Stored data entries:
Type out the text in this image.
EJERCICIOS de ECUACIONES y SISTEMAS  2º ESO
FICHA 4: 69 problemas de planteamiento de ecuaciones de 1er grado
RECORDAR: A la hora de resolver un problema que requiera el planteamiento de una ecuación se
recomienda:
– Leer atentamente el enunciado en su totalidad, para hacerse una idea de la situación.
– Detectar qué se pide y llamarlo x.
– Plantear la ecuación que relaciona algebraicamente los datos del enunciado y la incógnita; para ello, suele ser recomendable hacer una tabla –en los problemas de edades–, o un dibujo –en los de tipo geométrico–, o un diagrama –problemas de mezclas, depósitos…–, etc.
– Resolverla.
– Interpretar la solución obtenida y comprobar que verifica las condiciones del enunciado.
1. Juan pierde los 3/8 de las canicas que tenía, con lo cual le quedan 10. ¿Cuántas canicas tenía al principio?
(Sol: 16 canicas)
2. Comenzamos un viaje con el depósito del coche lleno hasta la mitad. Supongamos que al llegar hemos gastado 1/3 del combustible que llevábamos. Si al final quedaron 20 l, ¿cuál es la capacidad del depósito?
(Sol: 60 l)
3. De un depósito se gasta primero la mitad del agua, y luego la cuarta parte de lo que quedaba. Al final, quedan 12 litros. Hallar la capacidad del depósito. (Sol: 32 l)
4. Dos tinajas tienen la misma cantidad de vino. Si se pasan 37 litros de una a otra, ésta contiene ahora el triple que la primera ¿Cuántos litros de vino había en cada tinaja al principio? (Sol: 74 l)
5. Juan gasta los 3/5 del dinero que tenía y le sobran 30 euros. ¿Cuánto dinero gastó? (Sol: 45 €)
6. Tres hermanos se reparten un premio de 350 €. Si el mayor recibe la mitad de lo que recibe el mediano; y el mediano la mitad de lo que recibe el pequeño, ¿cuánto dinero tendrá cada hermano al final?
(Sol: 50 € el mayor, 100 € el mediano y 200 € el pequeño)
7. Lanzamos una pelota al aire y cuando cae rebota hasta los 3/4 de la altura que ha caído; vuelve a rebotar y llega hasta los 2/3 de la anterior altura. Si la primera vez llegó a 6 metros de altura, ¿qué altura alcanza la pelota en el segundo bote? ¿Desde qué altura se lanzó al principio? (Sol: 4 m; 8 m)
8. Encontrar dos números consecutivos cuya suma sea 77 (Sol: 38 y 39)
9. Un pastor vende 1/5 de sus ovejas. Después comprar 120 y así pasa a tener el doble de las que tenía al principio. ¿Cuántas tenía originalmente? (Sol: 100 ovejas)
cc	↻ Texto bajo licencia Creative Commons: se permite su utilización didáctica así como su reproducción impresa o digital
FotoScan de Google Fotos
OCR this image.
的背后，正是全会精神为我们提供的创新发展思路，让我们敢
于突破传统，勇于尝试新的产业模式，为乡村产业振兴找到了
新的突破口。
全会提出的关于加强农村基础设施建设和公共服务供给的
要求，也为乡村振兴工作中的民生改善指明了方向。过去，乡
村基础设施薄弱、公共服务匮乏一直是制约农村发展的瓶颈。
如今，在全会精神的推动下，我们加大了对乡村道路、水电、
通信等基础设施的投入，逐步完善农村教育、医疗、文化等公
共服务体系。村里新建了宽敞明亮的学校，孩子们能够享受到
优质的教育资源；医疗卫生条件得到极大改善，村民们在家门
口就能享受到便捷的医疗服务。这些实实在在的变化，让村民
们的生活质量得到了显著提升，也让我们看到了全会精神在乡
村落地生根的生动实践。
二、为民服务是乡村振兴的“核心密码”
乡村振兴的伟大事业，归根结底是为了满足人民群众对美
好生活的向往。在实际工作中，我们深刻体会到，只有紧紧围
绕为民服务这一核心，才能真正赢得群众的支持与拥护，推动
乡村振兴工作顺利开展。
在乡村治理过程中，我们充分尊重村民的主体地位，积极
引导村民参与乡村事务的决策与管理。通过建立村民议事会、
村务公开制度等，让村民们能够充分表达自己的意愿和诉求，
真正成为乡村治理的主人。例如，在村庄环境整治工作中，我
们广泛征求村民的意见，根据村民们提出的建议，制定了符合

# Instructions to follow:
The word "mediano" may appear on some lines. Report how many lines hold it, giving the number alone.

# Solution:
2